◆ Goal of the exercise ◆
Wherever the string "data" shows up in a line, count that line. Give the total alone.

# Provided information start

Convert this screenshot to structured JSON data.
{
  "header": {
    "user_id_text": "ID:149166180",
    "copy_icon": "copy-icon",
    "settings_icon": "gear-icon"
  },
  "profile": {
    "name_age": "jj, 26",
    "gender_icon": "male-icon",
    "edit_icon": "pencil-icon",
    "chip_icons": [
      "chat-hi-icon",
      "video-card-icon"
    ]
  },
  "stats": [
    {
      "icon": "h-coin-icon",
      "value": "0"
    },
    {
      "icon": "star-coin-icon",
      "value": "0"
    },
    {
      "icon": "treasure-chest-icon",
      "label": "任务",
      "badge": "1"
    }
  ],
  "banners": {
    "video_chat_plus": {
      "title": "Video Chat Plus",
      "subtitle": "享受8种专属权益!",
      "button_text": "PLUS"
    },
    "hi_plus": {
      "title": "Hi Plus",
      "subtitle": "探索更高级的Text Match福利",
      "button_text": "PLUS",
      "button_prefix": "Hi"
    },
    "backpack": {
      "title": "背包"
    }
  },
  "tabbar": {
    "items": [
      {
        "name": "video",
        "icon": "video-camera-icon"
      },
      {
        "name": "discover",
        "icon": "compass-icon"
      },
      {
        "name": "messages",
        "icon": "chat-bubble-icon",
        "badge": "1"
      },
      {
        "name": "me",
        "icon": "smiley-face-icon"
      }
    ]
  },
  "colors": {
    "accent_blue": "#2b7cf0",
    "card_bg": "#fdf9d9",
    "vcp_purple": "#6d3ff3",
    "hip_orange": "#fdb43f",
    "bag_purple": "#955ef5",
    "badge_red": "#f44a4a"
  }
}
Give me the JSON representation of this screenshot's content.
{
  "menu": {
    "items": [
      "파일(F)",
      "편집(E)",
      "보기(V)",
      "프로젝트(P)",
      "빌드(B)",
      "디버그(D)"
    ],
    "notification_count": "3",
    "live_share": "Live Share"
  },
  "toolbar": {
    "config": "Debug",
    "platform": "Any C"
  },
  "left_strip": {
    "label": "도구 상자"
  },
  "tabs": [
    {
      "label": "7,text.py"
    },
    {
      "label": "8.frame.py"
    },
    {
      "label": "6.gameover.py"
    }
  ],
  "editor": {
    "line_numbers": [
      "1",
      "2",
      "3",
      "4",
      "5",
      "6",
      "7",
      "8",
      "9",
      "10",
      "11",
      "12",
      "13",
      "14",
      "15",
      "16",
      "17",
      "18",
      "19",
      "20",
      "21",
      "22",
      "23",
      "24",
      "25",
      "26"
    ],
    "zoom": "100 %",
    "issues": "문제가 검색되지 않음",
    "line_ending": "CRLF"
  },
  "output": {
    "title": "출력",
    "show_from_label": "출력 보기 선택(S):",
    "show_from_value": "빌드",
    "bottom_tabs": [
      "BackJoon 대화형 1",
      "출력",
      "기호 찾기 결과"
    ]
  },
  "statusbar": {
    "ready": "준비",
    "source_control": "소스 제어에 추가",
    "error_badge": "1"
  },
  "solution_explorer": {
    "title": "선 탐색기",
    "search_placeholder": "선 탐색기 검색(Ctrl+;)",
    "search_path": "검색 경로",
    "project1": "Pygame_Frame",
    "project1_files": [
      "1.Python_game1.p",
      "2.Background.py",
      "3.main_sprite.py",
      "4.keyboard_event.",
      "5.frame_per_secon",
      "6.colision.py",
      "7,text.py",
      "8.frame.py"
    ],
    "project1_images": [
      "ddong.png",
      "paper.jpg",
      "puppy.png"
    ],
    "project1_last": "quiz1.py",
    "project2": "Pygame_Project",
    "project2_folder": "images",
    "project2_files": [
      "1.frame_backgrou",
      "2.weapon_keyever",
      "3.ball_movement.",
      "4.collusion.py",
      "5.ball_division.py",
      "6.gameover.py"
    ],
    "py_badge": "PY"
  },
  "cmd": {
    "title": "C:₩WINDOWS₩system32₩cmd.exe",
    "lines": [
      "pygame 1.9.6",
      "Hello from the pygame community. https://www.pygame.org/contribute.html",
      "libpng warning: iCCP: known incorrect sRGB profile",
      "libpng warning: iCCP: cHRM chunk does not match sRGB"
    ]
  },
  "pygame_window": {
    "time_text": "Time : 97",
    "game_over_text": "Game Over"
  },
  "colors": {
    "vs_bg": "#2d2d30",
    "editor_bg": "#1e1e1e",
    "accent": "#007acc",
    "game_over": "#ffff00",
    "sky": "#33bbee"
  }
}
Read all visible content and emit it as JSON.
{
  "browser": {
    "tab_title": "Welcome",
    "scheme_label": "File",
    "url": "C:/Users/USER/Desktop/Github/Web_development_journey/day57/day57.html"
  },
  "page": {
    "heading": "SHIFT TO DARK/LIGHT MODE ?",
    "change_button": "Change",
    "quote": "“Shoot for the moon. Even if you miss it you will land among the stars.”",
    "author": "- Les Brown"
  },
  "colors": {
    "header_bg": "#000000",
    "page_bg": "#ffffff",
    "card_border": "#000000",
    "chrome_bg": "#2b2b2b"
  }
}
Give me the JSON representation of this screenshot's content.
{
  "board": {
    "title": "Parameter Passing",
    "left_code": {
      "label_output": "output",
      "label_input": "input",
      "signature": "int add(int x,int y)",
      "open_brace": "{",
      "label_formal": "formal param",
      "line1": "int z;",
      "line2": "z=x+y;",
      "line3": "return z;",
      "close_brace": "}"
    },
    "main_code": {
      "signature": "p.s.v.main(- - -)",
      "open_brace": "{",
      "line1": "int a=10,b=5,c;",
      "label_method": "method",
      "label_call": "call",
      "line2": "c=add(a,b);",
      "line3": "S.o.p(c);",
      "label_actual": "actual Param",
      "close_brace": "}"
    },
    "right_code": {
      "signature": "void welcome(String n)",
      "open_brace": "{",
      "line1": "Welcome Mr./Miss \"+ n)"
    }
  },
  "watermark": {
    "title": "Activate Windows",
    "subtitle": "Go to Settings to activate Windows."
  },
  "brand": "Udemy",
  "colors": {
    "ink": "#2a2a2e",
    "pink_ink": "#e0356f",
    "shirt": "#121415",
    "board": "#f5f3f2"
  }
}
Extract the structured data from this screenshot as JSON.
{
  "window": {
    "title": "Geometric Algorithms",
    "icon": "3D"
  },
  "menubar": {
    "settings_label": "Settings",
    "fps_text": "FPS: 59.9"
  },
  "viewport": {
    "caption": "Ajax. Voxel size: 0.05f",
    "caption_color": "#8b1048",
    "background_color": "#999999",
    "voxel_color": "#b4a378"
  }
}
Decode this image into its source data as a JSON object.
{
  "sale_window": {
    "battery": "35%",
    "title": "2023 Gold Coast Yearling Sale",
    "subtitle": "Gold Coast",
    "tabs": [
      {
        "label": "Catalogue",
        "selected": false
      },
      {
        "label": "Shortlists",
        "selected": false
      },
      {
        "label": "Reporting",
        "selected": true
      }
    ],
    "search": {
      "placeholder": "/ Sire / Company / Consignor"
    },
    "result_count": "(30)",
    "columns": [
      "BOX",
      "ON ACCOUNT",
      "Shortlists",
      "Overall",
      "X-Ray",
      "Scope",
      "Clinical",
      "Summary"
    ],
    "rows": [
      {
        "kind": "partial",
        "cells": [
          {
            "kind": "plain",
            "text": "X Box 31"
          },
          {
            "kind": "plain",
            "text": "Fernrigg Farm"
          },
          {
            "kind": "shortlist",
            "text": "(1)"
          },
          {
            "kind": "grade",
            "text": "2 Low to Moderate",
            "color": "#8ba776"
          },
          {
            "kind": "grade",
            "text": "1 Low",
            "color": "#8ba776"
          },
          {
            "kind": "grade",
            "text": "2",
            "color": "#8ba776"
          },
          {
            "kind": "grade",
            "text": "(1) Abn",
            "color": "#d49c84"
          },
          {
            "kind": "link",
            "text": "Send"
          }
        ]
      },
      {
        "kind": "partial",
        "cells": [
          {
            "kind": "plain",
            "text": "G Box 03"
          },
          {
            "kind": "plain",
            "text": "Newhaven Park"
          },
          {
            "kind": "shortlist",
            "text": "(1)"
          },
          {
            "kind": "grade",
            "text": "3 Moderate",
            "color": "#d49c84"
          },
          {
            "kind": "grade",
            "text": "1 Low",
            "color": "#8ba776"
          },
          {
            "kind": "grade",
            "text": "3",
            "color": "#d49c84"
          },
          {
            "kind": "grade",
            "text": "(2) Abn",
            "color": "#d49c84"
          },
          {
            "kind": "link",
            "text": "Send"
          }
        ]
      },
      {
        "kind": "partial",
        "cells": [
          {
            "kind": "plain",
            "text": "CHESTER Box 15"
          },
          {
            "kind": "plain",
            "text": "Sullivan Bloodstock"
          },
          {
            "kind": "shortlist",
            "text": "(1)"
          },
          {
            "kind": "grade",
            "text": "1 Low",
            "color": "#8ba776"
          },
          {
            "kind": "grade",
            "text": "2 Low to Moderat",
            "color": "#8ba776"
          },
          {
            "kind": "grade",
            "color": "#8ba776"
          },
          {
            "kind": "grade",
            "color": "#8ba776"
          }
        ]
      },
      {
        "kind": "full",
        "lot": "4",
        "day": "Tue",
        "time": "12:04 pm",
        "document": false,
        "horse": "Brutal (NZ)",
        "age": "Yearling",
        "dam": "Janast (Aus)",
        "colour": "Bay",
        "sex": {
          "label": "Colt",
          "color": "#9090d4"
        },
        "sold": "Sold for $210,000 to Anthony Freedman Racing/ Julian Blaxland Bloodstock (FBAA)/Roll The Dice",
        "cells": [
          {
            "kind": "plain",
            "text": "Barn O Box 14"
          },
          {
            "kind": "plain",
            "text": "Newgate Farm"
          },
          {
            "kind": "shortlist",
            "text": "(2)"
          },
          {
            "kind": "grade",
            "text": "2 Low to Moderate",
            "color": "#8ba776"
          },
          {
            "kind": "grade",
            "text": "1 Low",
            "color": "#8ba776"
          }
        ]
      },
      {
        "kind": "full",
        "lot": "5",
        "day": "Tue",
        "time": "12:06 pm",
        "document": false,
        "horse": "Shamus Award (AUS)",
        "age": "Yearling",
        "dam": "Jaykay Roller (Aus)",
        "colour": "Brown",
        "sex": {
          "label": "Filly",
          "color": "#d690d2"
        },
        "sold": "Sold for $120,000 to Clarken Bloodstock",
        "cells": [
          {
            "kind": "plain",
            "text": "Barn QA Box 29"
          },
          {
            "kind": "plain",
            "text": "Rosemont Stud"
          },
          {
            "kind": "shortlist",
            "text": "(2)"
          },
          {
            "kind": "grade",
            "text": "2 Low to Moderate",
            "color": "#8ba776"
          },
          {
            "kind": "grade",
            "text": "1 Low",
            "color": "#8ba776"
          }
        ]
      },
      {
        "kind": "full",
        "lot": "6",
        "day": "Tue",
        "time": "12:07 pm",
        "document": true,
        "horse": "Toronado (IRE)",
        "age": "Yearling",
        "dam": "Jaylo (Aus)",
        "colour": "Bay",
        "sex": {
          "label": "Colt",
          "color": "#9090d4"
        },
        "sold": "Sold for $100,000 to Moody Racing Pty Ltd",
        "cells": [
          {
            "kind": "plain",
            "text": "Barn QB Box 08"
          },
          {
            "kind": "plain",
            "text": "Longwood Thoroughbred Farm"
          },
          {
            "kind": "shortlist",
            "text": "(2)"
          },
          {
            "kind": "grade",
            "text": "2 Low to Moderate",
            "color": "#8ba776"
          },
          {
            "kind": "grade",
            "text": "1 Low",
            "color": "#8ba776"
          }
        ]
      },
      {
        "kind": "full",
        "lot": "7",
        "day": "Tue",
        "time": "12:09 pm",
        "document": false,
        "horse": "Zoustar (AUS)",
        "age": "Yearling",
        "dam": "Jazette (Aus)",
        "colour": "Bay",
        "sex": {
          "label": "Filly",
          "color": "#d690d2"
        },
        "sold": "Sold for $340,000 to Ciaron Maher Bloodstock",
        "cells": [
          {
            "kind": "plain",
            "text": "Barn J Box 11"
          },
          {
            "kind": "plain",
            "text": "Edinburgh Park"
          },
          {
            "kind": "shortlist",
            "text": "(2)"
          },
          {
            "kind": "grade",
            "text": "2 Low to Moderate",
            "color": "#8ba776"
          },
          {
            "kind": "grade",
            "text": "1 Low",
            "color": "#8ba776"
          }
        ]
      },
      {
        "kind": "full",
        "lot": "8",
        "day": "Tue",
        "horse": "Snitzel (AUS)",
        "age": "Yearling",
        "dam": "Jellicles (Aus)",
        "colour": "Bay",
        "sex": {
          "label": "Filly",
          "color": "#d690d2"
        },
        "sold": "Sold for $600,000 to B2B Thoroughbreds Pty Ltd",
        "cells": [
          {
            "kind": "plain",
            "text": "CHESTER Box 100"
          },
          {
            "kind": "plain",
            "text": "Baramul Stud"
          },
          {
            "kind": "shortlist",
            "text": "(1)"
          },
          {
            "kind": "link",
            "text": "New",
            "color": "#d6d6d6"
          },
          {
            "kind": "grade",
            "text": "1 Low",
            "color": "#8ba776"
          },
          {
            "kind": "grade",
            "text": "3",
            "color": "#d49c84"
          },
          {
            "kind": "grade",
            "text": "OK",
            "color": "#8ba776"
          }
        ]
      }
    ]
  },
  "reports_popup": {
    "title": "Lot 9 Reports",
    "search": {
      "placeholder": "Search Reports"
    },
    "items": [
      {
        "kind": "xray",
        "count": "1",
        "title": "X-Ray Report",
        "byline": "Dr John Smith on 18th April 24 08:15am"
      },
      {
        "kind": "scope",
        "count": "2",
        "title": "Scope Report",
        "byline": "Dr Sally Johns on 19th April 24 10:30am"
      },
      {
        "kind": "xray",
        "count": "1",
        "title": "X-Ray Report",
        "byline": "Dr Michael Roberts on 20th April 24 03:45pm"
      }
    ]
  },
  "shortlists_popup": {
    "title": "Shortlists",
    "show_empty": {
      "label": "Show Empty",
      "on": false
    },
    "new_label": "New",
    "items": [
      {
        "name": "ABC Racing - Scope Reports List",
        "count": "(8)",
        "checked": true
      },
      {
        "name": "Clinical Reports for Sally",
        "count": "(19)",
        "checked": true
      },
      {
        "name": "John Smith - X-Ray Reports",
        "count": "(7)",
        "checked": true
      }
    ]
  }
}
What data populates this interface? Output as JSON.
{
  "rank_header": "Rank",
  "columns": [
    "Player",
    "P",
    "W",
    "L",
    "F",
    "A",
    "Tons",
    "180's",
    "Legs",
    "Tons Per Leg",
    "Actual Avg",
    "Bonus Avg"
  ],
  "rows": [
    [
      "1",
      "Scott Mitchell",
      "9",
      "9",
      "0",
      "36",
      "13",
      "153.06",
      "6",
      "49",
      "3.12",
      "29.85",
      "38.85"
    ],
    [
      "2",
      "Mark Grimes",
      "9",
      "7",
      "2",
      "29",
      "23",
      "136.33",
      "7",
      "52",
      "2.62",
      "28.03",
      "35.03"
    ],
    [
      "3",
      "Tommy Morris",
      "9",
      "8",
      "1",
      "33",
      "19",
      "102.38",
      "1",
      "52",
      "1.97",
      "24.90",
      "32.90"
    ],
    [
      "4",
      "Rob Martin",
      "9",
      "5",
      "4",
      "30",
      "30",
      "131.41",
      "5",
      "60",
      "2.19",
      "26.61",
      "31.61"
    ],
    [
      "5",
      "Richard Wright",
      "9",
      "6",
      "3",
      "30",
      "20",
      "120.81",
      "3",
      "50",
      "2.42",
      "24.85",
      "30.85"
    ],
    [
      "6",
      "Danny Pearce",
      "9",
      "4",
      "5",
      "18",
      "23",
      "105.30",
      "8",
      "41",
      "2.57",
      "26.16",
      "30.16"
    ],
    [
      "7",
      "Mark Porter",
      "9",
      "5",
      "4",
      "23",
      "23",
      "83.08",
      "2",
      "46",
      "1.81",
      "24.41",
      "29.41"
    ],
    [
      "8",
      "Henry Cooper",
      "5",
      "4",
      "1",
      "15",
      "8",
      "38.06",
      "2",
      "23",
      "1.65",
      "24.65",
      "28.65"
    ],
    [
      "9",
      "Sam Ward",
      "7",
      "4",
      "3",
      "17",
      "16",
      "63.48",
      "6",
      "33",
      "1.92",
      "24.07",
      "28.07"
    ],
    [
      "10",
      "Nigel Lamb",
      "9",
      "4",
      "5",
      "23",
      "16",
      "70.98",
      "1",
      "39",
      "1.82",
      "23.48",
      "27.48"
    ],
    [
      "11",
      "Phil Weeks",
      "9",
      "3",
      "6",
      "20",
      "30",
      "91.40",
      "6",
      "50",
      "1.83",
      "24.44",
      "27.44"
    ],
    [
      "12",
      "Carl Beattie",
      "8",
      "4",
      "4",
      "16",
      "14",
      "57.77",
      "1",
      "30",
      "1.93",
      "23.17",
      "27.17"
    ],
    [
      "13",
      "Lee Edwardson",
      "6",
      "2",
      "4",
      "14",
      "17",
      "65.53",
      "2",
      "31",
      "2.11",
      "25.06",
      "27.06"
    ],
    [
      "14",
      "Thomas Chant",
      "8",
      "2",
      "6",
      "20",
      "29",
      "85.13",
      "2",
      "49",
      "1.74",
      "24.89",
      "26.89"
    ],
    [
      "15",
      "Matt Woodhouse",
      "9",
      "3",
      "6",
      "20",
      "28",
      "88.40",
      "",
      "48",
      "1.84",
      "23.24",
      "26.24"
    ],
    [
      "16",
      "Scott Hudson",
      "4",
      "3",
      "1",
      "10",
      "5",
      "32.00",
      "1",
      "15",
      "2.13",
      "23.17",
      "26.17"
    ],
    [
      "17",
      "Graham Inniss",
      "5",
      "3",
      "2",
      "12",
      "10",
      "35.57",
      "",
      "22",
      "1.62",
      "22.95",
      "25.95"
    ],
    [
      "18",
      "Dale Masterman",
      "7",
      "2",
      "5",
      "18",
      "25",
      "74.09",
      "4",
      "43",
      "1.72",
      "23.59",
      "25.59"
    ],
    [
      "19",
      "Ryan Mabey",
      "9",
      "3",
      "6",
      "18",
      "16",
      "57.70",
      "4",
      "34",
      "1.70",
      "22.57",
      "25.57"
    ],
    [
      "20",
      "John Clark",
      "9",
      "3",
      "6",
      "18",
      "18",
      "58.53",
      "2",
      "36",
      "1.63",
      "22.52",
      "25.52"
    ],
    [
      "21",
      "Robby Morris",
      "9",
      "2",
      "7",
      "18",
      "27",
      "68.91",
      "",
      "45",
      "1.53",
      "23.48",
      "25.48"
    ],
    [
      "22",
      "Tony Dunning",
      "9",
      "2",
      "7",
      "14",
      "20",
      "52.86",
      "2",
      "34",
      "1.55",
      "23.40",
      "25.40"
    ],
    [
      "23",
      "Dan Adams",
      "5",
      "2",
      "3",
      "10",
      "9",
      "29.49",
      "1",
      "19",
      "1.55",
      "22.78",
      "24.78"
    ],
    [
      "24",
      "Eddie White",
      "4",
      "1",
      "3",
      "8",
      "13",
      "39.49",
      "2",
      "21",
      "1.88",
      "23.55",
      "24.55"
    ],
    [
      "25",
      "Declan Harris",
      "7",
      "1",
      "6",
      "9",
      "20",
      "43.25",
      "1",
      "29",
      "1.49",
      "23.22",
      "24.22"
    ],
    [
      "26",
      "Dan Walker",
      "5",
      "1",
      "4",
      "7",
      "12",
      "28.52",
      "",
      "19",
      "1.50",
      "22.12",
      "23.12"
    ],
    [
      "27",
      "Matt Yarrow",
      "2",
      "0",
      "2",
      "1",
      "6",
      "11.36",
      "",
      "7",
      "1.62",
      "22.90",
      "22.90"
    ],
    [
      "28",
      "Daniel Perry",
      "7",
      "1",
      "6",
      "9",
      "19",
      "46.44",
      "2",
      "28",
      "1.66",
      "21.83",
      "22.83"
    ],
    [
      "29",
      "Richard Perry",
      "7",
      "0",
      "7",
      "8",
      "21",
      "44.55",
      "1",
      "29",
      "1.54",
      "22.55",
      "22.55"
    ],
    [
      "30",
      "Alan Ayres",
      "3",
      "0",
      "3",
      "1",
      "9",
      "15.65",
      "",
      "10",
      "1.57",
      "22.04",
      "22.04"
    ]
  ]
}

# Provided information end

◆ Result below ◆
4